-- begin Entries provided --
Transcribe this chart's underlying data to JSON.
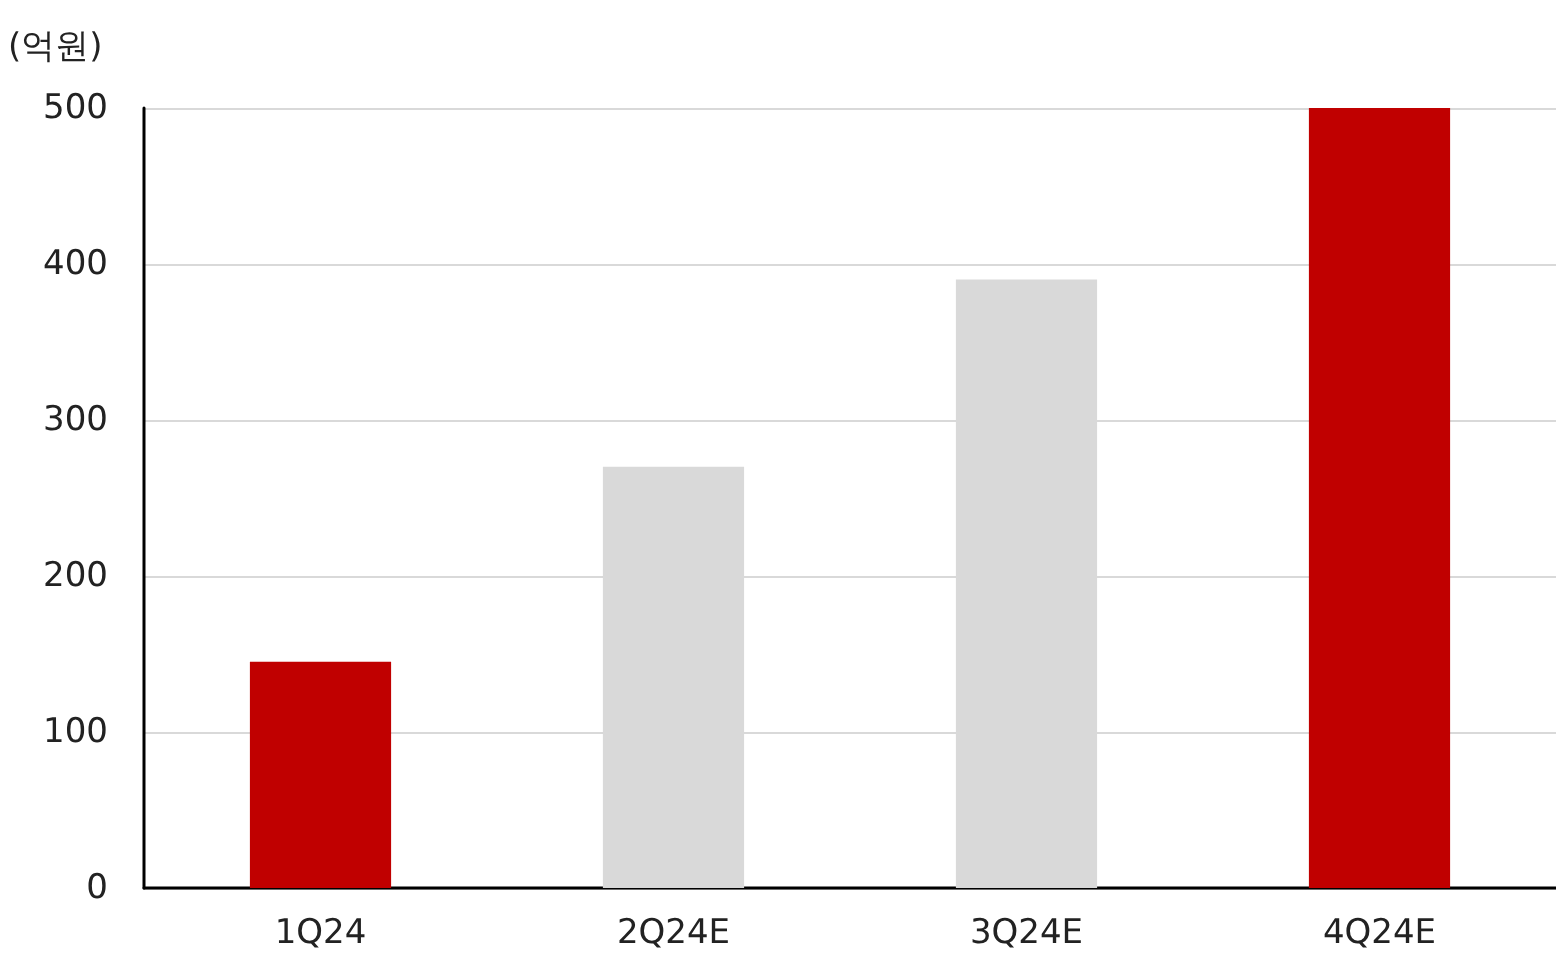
{
  "chart_data": {
    "type": "bar",
    "ylabel": "(억원)",
    "categories": [
      "1Q24",
      "2Q24E",
      "3Q24E",
      "4Q24E"
    ],
    "values": [
      145,
      270,
      390,
      500
    ],
    "colors": [
      "#c00000",
      "#d9d9d9",
      "#d9d9d9",
      "#c00000"
    ],
    "ylim": [
      0,
      500
    ],
    "yticks": [
      0,
      100,
      200,
      300,
      400,
      500
    ],
    "grid": "y"
  }
}
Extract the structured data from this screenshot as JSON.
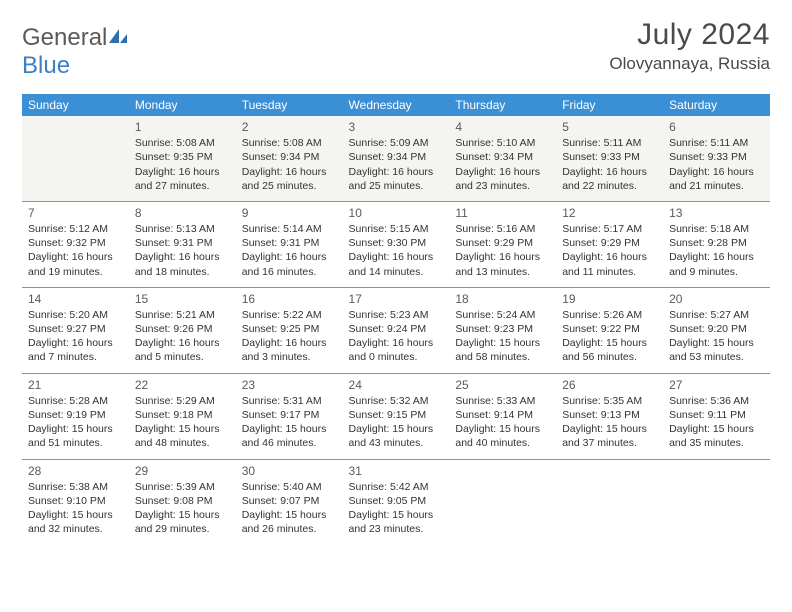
{
  "brand": {
    "name_a": "General",
    "name_b": "Blue"
  },
  "title": "July 2024",
  "location": "Olovyannaya, Russia",
  "header_bg": "#3b8fd4",
  "divider_color": "#6a9bc7",
  "spacer_bg": "#f4f4f1",
  "text_color": "#333333",
  "title_color": "#4a4a4a",
  "day_headers": [
    "Sunday",
    "Monday",
    "Tuesday",
    "Wednesday",
    "Thursday",
    "Friday",
    "Saturday"
  ],
  "weeks": [
    [
      null,
      {
        "n": "1",
        "sr": "5:08 AM",
        "ss": "9:35 PM",
        "dl": "16 hours and 27 minutes."
      },
      {
        "n": "2",
        "sr": "5:08 AM",
        "ss": "9:34 PM",
        "dl": "16 hours and 25 minutes."
      },
      {
        "n": "3",
        "sr": "5:09 AM",
        "ss": "9:34 PM",
        "dl": "16 hours and 25 minutes."
      },
      {
        "n": "4",
        "sr": "5:10 AM",
        "ss": "9:34 PM",
        "dl": "16 hours and 23 minutes."
      },
      {
        "n": "5",
        "sr": "5:11 AM",
        "ss": "9:33 PM",
        "dl": "16 hours and 22 minutes."
      },
      {
        "n": "6",
        "sr": "5:11 AM",
        "ss": "9:33 PM",
        "dl": "16 hours and 21 minutes."
      }
    ],
    [
      {
        "n": "7",
        "sr": "5:12 AM",
        "ss": "9:32 PM",
        "dl": "16 hours and 19 minutes."
      },
      {
        "n": "8",
        "sr": "5:13 AM",
        "ss": "9:31 PM",
        "dl": "16 hours and 18 minutes."
      },
      {
        "n": "9",
        "sr": "5:14 AM",
        "ss": "9:31 PM",
        "dl": "16 hours and 16 minutes."
      },
      {
        "n": "10",
        "sr": "5:15 AM",
        "ss": "9:30 PM",
        "dl": "16 hours and 14 minutes."
      },
      {
        "n": "11",
        "sr": "5:16 AM",
        "ss": "9:29 PM",
        "dl": "16 hours and 13 minutes."
      },
      {
        "n": "12",
        "sr": "5:17 AM",
        "ss": "9:29 PM",
        "dl": "16 hours and 11 minutes."
      },
      {
        "n": "13",
        "sr": "5:18 AM",
        "ss": "9:28 PM",
        "dl": "16 hours and 9 minutes."
      }
    ],
    [
      {
        "n": "14",
        "sr": "5:20 AM",
        "ss": "9:27 PM",
        "dl": "16 hours and 7 minutes."
      },
      {
        "n": "15",
        "sr": "5:21 AM",
        "ss": "9:26 PM",
        "dl": "16 hours and 5 minutes."
      },
      {
        "n": "16",
        "sr": "5:22 AM",
        "ss": "9:25 PM",
        "dl": "16 hours and 3 minutes."
      },
      {
        "n": "17",
        "sr": "5:23 AM",
        "ss": "9:24 PM",
        "dl": "16 hours and 0 minutes."
      },
      {
        "n": "18",
        "sr": "5:24 AM",
        "ss": "9:23 PM",
        "dl": "15 hours and 58 minutes."
      },
      {
        "n": "19",
        "sr": "5:26 AM",
        "ss": "9:22 PM",
        "dl": "15 hours and 56 minutes."
      },
      {
        "n": "20",
        "sr": "5:27 AM",
        "ss": "9:20 PM",
        "dl": "15 hours and 53 minutes."
      }
    ],
    [
      {
        "n": "21",
        "sr": "5:28 AM",
        "ss": "9:19 PM",
        "dl": "15 hours and 51 minutes."
      },
      {
        "n": "22",
        "sr": "5:29 AM",
        "ss": "9:18 PM",
        "dl": "15 hours and 48 minutes."
      },
      {
        "n": "23",
        "sr": "5:31 AM",
        "ss": "9:17 PM",
        "dl": "15 hours and 46 minutes."
      },
      {
        "n": "24",
        "sr": "5:32 AM",
        "ss": "9:15 PM",
        "dl": "15 hours and 43 minutes."
      },
      {
        "n": "25",
        "sr": "5:33 AM",
        "ss": "9:14 PM",
        "dl": "15 hours and 40 minutes."
      },
      {
        "n": "26",
        "sr": "5:35 AM",
        "ss": "9:13 PM",
        "dl": "15 hours and 37 minutes."
      },
      {
        "n": "27",
        "sr": "5:36 AM",
        "ss": "9:11 PM",
        "dl": "15 hours and 35 minutes."
      }
    ],
    [
      {
        "n": "28",
        "sr": "5:38 AM",
        "ss": "9:10 PM",
        "dl": "15 hours and 32 minutes."
      },
      {
        "n": "29",
        "sr": "5:39 AM",
        "ss": "9:08 PM",
        "dl": "15 hours and 29 minutes."
      },
      {
        "n": "30",
        "sr": "5:40 AM",
        "ss": "9:07 PM",
        "dl": "15 hours and 26 minutes."
      },
      {
        "n": "31",
        "sr": "5:42 AM",
        "ss": "9:05 PM",
        "dl": "15 hours and 23 minutes."
      },
      null,
      null,
      null
    ]
  ],
  "labels": {
    "sunrise": "Sunrise:",
    "sunset": "Sunset:",
    "daylight": "Daylight:"
  }
}
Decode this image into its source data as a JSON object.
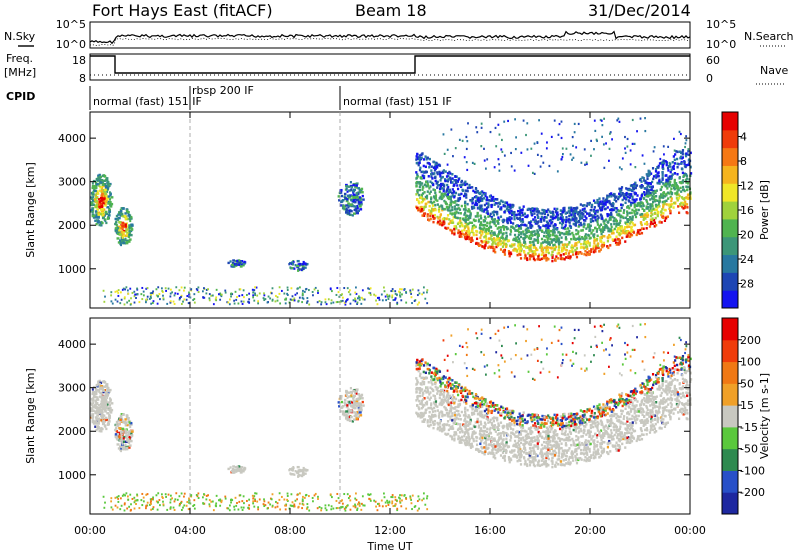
-- end Entries provided --
What is needed -> Repeat all of the records verbatim, leaving out the pictures.

Exercise answer ->
Transcribe this chart's underlying data to JSON.
{
  "chart_data": {
    "type": "bar",
    "ylabel": "(억원)",
    "categories": [
      "1Q24",
      "2Q24E",
      "3Q24E",
      "4Q24E"
    ],
    "values": [
      145,
      270,
      390,
      500
    ],
    "colors": [
      "#c00000",
      "#d9d9d9",
      "#d9d9d9",
      "#c00000"
    ],
    "ylim": [
      0,
      500
    ],
    "yticks": [
      0,
      100,
      200,
      300,
      400,
      500
    ],
    "grid": "y"
  }
}
Extract the structured data from this screenshot as JSON.
{
  "brand": {
    "name_a": "General",
    "name_b": "Blue"
  },
  "title": "July 2024",
  "location": "Olovyannaya, Russia",
  "header_bg": "#3b8fd4",
  "divider_color": "#6a9bc7",
  "spacer_bg": "#f4f4f1",
  "text_color": "#333333",
  "title_color": "#4a4a4a",
  "day_headers": [
    "Sunday",
    "Monday",
    "Tuesday",
    "Wednesday",
    "Thursday",
    "Friday",
    "Saturday"
  ],
  "weeks": [
    [
      null,
      {
        "n": "1",
        "sr": "5:08 AM",
        "ss": "9:35 PM",
        "dl": "16 hours and 27 minutes."
      },
      {
        "n": "2",
        "sr": "5:08 AM",
        "ss": "9:34 PM",
        "dl": "16 hours and 25 minutes."
      },
      {
        "n": "3",
        "sr": "5:09 AM",
        "ss": "9:34 PM",
        "dl": "16 hours and 25 minutes."
      },
      {
        "n": "4",
        "sr": "5:10 AM",
        "ss": "9:34 PM",
        "dl": "16 hours and 23 minutes."
      },
      {
        "n": "5",
        "sr": "5:11 AM",
        "ss": "9:33 PM",
        "dl": "16 hours and 22 minutes."
      },
      {
        "n": "6",
        "sr": "5:11 AM",
        "ss": "9:33 PM",
        "dl": "16 hours and 21 minutes."
      }
    ],
    [
      {
        "n": "7",
        "sr": "5:12 AM",
        "ss": "9:32 PM",
        "dl": "16 hours and 19 minutes."
      },
      {
        "n": "8",
        "sr": "5:13 AM",
        "ss": "9:31 PM",
        "dl": "16 hours and 18 minutes."
      },
      {
        "n": "9",
        "sr": "5:14 AM",
        "ss": "9:31 PM",
        "dl": "16 hours and 16 minutes."
      },
      {
        "n": "10",
        "sr": "5:15 AM",
        "ss": "9:30 PM",
        "dl": "16 hours and 14 minutes."
      },
      {
        "n": "11",
        "sr": "5:16 AM",
        "ss": "9:29 PM",
        "dl": "16 hours and 13 minutes."
      },
      {
        "n": "12",
        "sr": "5:17 AM",
        "ss": "9:29 PM",
        "dl": "16 hours and 11 minutes."
      },
      {
        "n": "13",
        "sr": "5:18 AM",
        "ss": "9:28 PM",
        "dl": "16 hours and 9 minutes."
      }
    ],
    [
      {
        "n": "14",
        "sr": "5:20 AM",
        "ss": "9:27 PM",
        "dl": "16 hours and 7 minutes."
      },
      {
        "n": "15",
        "sr": "5:21 AM",
        "ss": "9:26 PM",
        "dl": "16 hours and 5 minutes."
      },
      {
        "n": "16",
        "sr": "5:22 AM",
        "ss": "9:25 PM",
        "dl": "16 hours and 3 minutes."
      },
      {
        "n": "17",
        "sr": "5:23 AM",
        "ss": "9:24 PM",
        "dl": "16 hours and 0 minutes."
      },
      {
        "n": "18",
        "sr": "5:24 AM",
        "ss": "9:23 PM",
        "dl": "15 hours and 58 minutes."
      },
      {
        "n": "19",
        "sr": "5:26 AM",
        "ss": "9:22 PM",
        "dl": "15 hours and 56 minutes."
      },
      {
        "n": "20",
        "sr": "5:27 AM",
        "ss": "9:20 PM",
        "dl": "15 hours and 53 minutes."
      }
    ],
    [
      {
        "n": "21",
        "sr": "5:28 AM",
        "ss": "9:19 PM",
        "dl": "15 hours and 51 minutes."
      },
      {
        "n": "22",
        "sr": "5:29 AM",
        "ss": "9:18 PM",
        "dl": "15 hours and 48 minutes."
      },
      {
        "n": "23",
        "sr": "5:31 AM",
        "ss": "9:17 PM",
        "dl": "15 hours and 46 minutes."
      },
      {
        "n": "24",
        "sr": "5:32 AM",
        "ss": "9:15 PM",
        "dl": "15 hours and 43 minutes."
      },
      {
        "n": "25",
        "sr": "5:33 AM",
        "ss": "9:14 PM",
        "dl": "15 hours and 40 minutes."
      },
      {
        "n": "26",
        "sr": "5:35 AM",
        "ss": "9:13 PM",
        "dl": "15 hours and 37 minutes."
      },
      {
        "n": "27",
        "sr": "5:36 AM",
        "ss": "9:11 PM",
        "dl": "15 hours and 35 minutes."
      }
    ],
    [
      {
        "n": "28",
        "sr": "5:38 AM",
        "ss": "9:10 PM",
        "dl": "15 hours and 32 minutes."
      },
      {
        "n": "29",
        "sr": "5:39 AM",
        "ss": "9:08 PM",
        "dl": "15 hours and 29 minutes."
      },
      {
        "n": "30",
        "sr": "5:40 AM",
        "ss": "9:07 PM",
        "dl": "15 hours and 26 minutes."
      },
      {
        "n": "31",
        "sr": "5:42 AM",
        "ss": "9:05 PM",
        "dl": "15 hours and 23 minutes."
      },
      null,
      null,
      null
    ]
  ],
  "labels": {
    "sunrise": "Sunrise:",
    "sunset": "Sunset:",
    "daylight": "Daylight:"
  }
}
Decode this image into its source data as a JSON object.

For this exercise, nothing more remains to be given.